POLECENIE 1:
Ustal, w ilu wierszach wpisów poniżej występuje ciąg „setting”. Wielkość liter ma znaczenie, a odpowiedzią ma być sama liczba.

Mam wrażenie, że producenci/dystrybutorzy/CH właściwie mnie interesuje kto o tym decyduje, usilnie próbują zmusić mnie do pobierania wersji pirackich.
W zasadzie nie miałbym z tym problemu, gdyby nie to, że czasem chciałbym obejrzeć coś z lektorem, albo z dubbingiem, a polskie wersje już nie jest tak łatwo znaleźć jak angielskie...
Ojciec kupił sobie nowy telewizor i chcielibyśmy sobie obejrzeć coś w obsługiwanej jakości. Problem w tym, że nie mamy światłowodu i internet nie uciągnie więcej niż 1080p.
2h film 4k HDR 60fps pobierał mi się ponad 4h, więc na stremowanie nie ma opcji. Film pobrany śmiga aż miło, ale wolałbym opcję z lektorem bo ojciec nie za bardzo zna angielski więc trochę lipa żeby musiał czytać napisy zamiast podziwiać obraz. Poza tym napisy też trzeba dodatkowo szukać i potem sprawdzać czy są dobre, narażając się na spojlery...
Obczaiłem sobie na yt fajne demko filmu i znalazłem go na Prime Video z lektorem, do kupienia w niskiej cenie.

(Wpisy elementów układu)
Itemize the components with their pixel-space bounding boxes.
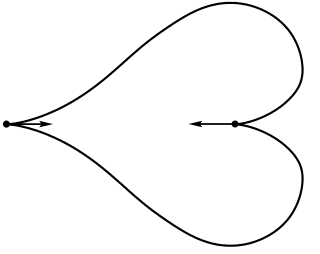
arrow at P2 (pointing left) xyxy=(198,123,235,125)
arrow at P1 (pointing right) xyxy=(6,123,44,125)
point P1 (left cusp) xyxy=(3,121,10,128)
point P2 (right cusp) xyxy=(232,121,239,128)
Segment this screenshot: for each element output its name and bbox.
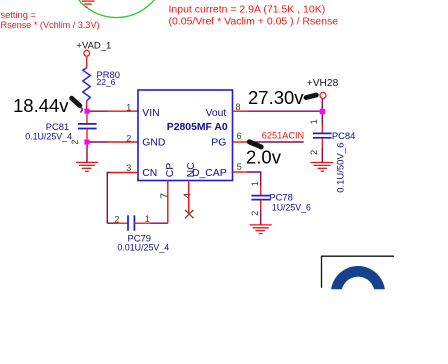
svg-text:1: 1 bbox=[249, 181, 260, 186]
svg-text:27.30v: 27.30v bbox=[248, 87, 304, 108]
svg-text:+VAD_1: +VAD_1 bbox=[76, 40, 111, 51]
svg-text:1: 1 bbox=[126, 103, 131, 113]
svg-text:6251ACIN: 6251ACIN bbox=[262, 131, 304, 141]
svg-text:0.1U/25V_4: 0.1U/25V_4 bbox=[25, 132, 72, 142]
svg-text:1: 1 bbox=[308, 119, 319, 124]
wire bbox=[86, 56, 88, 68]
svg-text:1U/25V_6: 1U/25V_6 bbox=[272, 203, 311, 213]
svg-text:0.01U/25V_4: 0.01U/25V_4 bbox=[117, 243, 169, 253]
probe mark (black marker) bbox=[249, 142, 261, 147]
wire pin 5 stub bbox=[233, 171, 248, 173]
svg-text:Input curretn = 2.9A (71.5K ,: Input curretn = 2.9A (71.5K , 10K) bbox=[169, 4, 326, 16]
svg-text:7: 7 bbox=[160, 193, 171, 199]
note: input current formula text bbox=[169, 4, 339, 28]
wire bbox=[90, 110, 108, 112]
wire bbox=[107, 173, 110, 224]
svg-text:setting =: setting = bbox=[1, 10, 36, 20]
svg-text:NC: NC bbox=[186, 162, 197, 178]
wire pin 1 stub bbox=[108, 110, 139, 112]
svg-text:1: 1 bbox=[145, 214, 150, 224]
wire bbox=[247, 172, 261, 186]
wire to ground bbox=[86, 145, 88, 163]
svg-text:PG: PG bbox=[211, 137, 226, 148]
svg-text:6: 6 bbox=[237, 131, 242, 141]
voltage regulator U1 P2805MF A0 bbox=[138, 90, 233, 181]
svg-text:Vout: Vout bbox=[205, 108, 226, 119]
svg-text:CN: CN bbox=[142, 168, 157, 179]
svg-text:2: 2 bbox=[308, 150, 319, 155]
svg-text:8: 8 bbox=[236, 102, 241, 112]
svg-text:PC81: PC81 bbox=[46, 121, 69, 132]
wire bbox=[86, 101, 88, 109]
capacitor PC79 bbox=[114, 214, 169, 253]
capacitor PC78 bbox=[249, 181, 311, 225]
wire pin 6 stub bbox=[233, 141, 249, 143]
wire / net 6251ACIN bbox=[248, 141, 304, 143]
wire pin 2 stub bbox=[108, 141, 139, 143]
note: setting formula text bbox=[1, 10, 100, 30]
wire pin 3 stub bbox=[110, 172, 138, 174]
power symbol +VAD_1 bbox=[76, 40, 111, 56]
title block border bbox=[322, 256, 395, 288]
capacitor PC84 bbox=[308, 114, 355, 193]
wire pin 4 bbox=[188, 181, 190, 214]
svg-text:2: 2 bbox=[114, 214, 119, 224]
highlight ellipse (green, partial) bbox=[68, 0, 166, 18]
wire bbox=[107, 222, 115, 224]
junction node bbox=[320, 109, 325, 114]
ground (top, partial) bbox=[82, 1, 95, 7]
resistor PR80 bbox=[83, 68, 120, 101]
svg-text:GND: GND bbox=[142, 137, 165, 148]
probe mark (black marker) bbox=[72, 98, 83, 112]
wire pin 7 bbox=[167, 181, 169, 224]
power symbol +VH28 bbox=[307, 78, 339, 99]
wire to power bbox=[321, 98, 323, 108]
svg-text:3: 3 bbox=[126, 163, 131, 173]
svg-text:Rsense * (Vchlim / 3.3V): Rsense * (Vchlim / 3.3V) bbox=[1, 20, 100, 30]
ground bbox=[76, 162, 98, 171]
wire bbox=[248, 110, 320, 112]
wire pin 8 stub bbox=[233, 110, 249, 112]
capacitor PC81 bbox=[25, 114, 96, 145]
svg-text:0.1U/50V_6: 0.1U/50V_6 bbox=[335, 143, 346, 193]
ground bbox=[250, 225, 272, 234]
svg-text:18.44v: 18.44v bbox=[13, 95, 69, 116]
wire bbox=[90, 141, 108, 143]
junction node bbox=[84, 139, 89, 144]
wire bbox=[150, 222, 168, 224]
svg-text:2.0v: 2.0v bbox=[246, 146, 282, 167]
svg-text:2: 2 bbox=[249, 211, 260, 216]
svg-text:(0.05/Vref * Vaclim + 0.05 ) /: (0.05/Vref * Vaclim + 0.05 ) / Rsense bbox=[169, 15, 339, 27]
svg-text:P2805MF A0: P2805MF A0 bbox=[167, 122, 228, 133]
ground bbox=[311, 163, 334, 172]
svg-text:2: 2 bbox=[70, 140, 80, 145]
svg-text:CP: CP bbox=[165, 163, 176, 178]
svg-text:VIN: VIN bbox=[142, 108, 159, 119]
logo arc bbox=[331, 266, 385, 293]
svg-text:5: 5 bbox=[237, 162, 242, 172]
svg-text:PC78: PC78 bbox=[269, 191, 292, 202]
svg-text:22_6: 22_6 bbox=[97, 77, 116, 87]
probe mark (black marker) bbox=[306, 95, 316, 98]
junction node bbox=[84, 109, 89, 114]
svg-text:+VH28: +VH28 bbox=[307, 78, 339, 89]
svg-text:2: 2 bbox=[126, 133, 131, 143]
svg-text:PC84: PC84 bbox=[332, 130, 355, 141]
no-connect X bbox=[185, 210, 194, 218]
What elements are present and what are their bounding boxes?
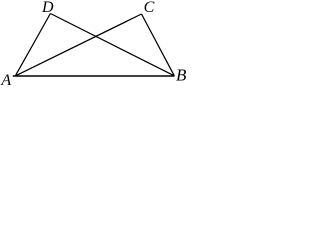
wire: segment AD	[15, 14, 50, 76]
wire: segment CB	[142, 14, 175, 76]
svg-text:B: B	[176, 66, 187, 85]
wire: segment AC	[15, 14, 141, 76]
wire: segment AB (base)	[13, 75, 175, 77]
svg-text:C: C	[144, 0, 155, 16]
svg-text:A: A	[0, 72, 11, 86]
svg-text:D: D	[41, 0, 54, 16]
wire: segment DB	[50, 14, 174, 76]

POLECENIE 2:
Wypisz, proszę, wiernie fragment strony powyżej, zaczynając od „W zasadzie nie” i kończąc na „w niskiej cenie.”.

ODPOWIEDŹ DO ĆWICZENIA 1:
2

ODPOWIEDŹ DO ĆWICZENIA 2:
W zasadzie nie miałbym z tym problemu, gdyby nie to, że czasem chciałbym obejrzeć coś z lektorem, albo z dubbingiem, a polskie wersje już nie jest tak łatwo znaleźć jak angielskie...
Ojciec kupił sobie nowy telewizor i chcielibyśmy sobie obejrzeć coś w obsługiwanej jakości. Problem w tym, że nie mamy światłowodu i internet nie uciągnie więcej niż 1080p.
2h film 4k HDR 60fps pobierał mi się ponad 4h, więc na stremowanie nie ma opcji. Film pobrany śmiga aż miło, ale wolałbym opcję z lektorem bo ojciec nie za bardzo zna angielski więc trochę lipa żeby musiał czytać napisy zamiast podziwiać obraz. Poza tym napisy też trzeba dodatkowo szukać i potem sprawdzać czy są dobre, narażając się na spojlery...
Obczaiłem sobie na yt fajne demko filmu i znalazłem go na Prime Video z lektorem, do kupienia w niskiej cenie.